Página:
Hay algo, como una alegoría. Una imagen espectral de lo que fue, de lo que pudo haber sido. Por sus calles vaga el fantasma de un Sabina ochentero, y la efigie de Umbral. El holograma permanece. Están barriendo las calles, pero permanece. No sé si alguna vez fue, pero hoy existe, y el tiempo es relativo, no lineal.

En el Madrid de Orwell todavía hay sitio para los malditos, allí donde los mendigos son ilegales todavía se adivina un camino de baldosas amarillas que sale del kilómetro 0. A ratos, todo es gris y raro, incluso más que en los tiempos locos del Almodovar travestido y los conjuntos musicales trascendentes. Madrid es una ciudad desintoxicada, una ex-yonqui que le daba a la bebida y ahora está más limpia, más bella y aburrida. El viento sopló y cambió la heroína por farlopa. Los trajeados tapean tortilla y cocaína en un tres tenedores, y cuando rompe el alba, no se oye nada en una calle que se va llenando de gente. Gente en la cola del bus, gente en la entrada del metro, uno que fuma en la puerta del bar. Una ambulancia pasa a toda velocidad y alguien dice: "¿qué adelantas sabiendo mi nombre? Cada noche tengo uno distinto"...

Listado mostrado:
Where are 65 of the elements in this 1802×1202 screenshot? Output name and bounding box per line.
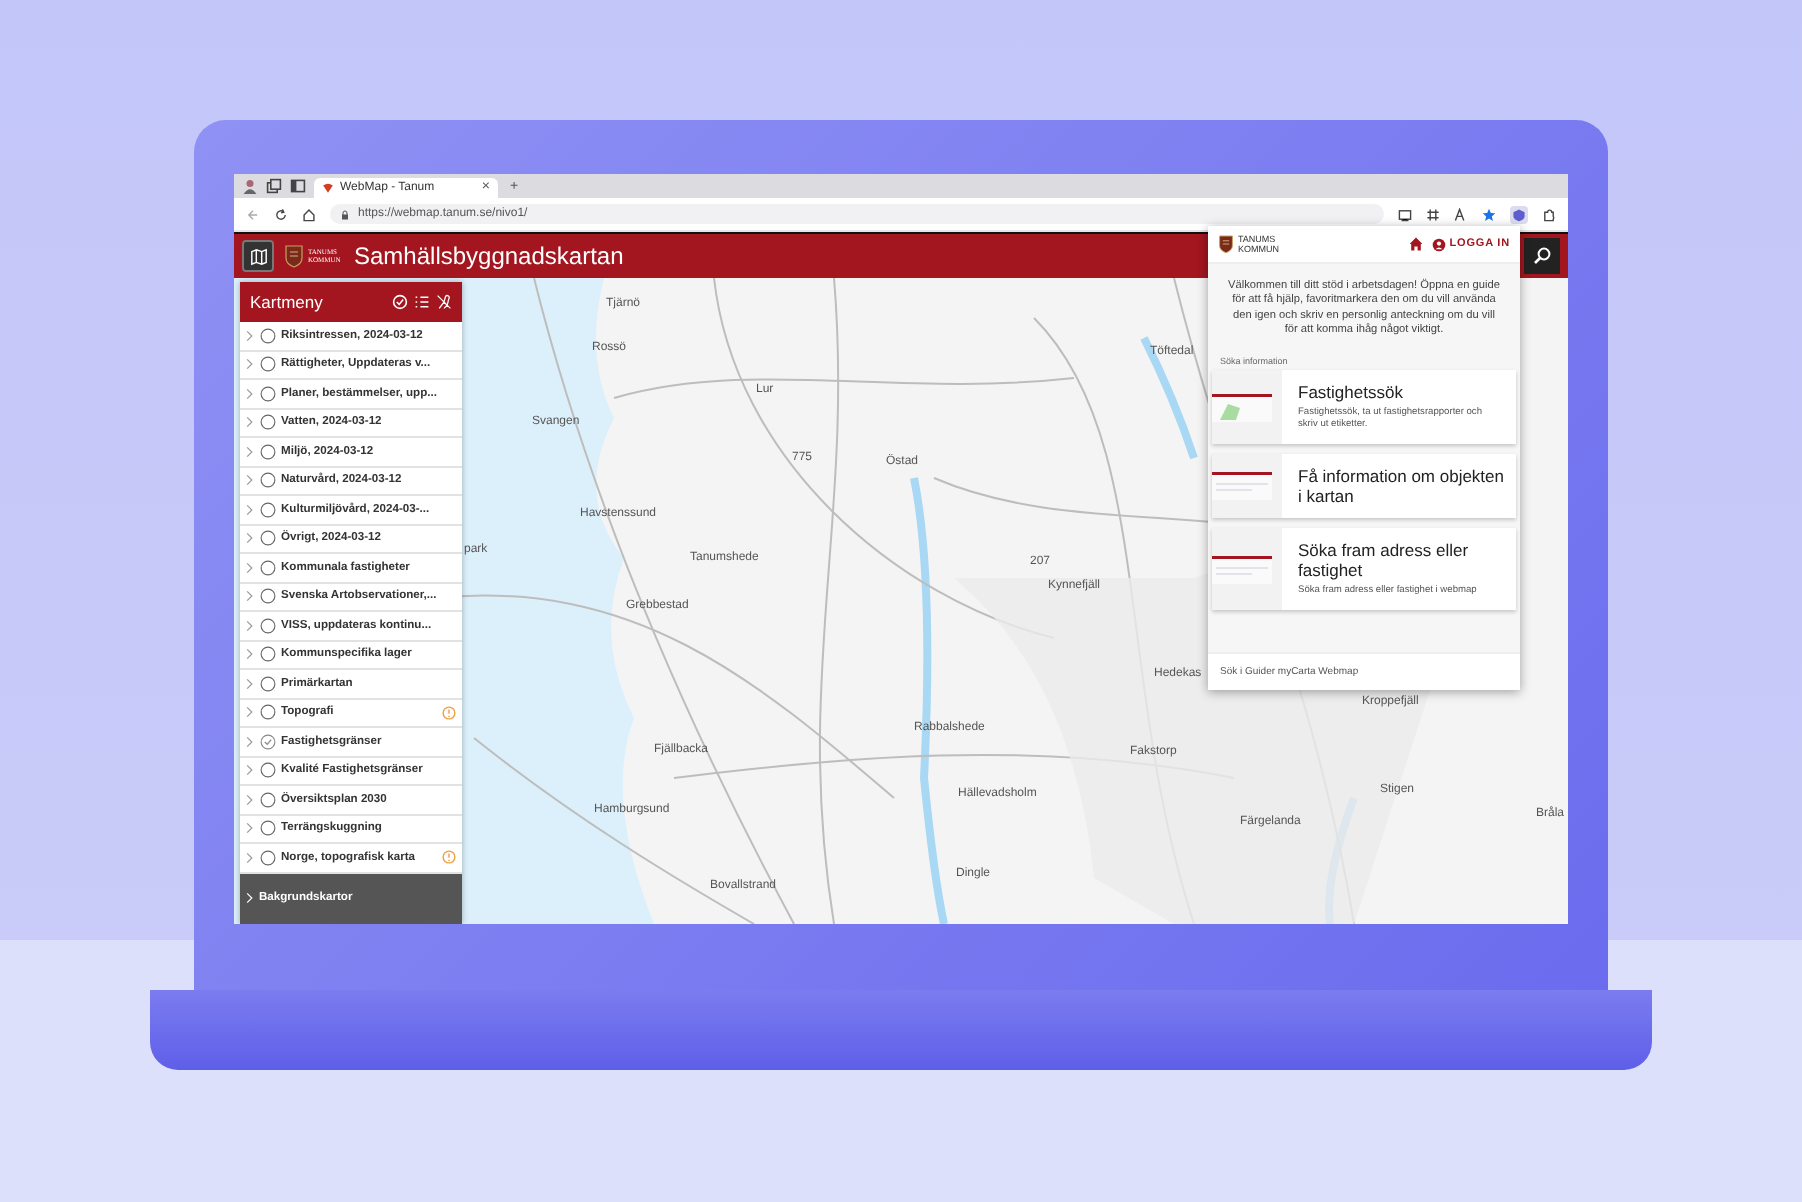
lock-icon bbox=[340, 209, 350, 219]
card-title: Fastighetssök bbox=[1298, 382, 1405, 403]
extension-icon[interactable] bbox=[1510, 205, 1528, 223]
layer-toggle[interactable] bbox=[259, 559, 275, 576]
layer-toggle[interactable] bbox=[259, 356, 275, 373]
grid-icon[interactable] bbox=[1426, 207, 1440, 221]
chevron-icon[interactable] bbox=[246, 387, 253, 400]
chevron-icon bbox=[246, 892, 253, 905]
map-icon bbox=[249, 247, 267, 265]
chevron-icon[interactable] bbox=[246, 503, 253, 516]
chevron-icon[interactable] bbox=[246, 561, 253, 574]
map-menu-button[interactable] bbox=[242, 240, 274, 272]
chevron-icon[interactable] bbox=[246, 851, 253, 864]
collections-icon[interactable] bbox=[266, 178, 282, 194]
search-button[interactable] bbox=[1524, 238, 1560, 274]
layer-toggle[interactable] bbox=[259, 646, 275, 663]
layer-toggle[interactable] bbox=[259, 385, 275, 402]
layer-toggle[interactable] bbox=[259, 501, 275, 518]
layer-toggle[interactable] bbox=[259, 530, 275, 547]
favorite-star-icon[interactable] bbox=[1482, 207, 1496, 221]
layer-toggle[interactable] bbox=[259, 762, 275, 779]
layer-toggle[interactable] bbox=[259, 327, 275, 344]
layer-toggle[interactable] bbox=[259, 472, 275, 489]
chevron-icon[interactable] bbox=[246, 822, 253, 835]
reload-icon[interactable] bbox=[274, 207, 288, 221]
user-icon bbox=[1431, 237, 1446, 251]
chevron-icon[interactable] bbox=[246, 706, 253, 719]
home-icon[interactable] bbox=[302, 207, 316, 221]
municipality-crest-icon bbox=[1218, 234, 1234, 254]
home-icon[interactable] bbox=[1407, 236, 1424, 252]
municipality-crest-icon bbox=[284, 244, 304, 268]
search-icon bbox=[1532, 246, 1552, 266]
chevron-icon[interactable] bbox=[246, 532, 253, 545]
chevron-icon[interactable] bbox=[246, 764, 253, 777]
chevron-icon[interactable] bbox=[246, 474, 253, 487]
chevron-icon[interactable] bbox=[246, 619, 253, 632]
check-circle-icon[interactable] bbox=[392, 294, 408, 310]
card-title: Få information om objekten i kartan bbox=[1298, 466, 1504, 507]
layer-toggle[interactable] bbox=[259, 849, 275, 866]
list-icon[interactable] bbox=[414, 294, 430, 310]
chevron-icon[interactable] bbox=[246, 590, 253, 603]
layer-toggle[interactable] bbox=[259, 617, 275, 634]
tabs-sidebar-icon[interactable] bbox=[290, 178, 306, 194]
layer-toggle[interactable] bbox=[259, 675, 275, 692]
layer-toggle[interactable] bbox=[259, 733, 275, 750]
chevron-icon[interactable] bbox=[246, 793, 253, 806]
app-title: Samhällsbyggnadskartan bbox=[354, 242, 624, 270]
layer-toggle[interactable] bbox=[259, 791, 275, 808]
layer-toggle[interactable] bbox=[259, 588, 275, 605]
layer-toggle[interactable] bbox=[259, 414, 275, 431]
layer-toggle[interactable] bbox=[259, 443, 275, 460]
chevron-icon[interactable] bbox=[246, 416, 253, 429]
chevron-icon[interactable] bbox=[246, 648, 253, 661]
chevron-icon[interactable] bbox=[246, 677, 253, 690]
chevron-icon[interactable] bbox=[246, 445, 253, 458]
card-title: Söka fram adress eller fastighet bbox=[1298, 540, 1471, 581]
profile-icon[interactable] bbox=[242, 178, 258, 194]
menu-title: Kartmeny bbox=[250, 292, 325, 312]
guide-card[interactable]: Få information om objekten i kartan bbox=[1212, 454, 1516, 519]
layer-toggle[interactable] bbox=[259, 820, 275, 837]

Requisitos:
Copia de nuevo el texto sobre Madrid empezando en "Hay algo, como" y terminando en "relativo, no lineal.", pero cambia "holograma" por "espejismo".

Respuesta correcta:
Hay algo, como una alegoría. Una imagen espectral de lo que fue, de lo que pudo haber sido. Por sus calles vaga el fantasma de un Sabina ochentero, y la efigie de Umbral. El espejismo permanece. Están barriendo las calles, pero permanece. No sé si alguna vez fue, pero hoy existe, y el tiempo es relativo, no lineal.